The task:
Extract all lines containing "Circular".

_____

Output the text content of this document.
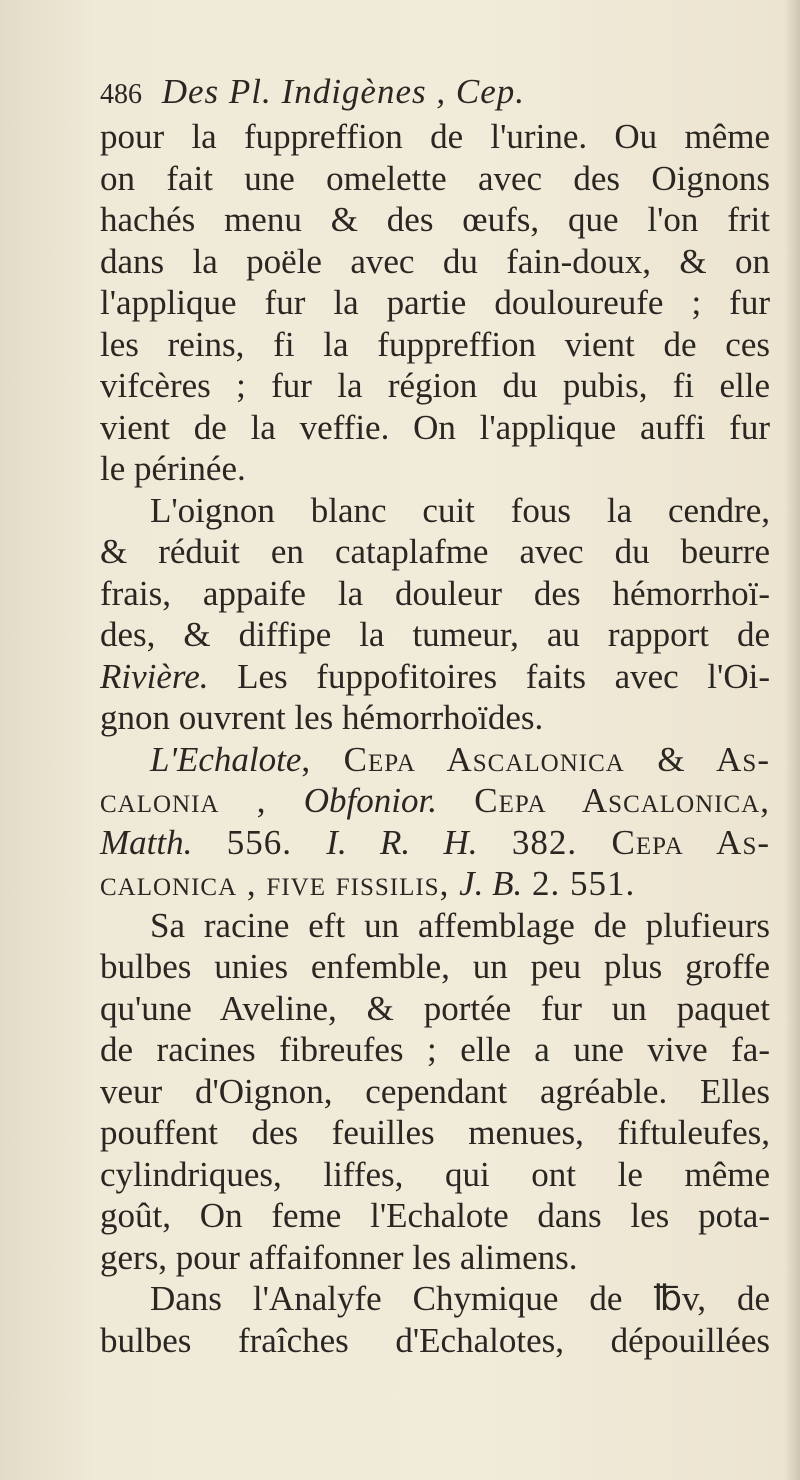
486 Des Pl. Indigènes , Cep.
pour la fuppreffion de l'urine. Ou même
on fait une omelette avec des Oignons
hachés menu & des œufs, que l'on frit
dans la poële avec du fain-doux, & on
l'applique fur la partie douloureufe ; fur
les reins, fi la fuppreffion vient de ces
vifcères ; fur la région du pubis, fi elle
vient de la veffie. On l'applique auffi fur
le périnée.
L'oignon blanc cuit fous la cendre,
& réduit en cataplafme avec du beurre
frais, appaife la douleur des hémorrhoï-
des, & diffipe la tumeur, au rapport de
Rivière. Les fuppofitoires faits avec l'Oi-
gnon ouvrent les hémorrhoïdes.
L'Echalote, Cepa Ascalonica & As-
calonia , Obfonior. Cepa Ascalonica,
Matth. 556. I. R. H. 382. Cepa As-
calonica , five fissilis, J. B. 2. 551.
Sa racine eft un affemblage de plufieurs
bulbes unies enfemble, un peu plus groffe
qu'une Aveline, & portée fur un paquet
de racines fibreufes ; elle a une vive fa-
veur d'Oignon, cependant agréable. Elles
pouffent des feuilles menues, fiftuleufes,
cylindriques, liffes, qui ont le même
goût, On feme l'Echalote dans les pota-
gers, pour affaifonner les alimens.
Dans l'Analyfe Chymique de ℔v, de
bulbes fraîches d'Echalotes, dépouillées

_____

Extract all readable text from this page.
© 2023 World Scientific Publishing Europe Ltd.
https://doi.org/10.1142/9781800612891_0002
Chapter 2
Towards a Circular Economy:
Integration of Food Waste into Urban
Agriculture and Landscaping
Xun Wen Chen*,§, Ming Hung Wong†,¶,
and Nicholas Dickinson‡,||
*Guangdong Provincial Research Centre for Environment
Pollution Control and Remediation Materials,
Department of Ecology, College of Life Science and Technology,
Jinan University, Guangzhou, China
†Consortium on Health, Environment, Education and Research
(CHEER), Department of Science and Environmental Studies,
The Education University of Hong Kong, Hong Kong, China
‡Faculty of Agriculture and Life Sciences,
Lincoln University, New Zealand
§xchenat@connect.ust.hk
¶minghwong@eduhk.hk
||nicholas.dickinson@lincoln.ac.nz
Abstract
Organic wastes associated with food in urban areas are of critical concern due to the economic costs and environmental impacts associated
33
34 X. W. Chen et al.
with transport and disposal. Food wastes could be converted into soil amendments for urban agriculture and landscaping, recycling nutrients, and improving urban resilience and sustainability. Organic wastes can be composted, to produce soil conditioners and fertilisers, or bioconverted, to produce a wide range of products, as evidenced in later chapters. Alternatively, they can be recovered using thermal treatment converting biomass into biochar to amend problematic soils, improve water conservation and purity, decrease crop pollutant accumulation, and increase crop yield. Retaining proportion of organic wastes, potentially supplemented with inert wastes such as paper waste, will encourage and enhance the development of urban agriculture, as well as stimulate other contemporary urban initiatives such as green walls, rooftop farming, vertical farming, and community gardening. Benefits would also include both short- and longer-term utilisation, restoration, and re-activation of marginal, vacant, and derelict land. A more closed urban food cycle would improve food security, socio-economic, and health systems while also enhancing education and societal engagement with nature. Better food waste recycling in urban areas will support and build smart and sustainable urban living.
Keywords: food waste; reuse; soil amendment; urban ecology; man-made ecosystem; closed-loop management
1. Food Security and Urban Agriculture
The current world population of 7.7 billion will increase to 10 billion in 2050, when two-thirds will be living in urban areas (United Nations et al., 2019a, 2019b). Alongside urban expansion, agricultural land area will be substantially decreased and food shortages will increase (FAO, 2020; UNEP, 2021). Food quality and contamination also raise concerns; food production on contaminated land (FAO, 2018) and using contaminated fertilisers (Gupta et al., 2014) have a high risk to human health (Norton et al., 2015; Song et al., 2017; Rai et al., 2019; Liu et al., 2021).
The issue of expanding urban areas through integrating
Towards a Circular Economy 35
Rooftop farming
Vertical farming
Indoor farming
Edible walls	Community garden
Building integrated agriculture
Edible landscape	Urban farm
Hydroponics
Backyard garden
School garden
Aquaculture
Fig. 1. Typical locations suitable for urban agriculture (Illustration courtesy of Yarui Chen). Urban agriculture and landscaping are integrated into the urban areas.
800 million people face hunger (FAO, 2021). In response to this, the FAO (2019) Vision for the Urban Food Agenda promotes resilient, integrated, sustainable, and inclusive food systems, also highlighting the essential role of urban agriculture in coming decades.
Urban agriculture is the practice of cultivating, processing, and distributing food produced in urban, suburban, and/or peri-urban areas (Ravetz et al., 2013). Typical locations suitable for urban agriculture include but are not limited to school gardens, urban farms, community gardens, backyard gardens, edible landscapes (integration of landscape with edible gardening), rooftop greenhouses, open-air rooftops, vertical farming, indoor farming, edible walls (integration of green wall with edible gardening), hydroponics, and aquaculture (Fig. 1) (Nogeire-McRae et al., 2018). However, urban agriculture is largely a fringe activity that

_____

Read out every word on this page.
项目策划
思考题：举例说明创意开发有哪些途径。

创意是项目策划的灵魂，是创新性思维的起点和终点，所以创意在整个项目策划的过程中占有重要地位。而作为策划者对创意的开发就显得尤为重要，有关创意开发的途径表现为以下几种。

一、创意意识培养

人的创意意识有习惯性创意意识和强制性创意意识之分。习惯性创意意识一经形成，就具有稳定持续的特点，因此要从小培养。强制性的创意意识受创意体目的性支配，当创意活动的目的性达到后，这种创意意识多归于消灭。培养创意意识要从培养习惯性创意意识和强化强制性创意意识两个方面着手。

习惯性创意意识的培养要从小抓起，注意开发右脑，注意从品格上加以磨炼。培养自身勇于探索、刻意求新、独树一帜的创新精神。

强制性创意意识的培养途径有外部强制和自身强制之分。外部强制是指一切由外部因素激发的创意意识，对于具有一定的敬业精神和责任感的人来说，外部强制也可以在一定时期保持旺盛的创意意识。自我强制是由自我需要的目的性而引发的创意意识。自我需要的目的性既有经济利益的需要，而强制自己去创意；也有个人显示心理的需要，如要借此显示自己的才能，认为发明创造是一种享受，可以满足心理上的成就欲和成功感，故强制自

_____

In response:
Towards a Circular Economy:
Towards a Circular Economy 35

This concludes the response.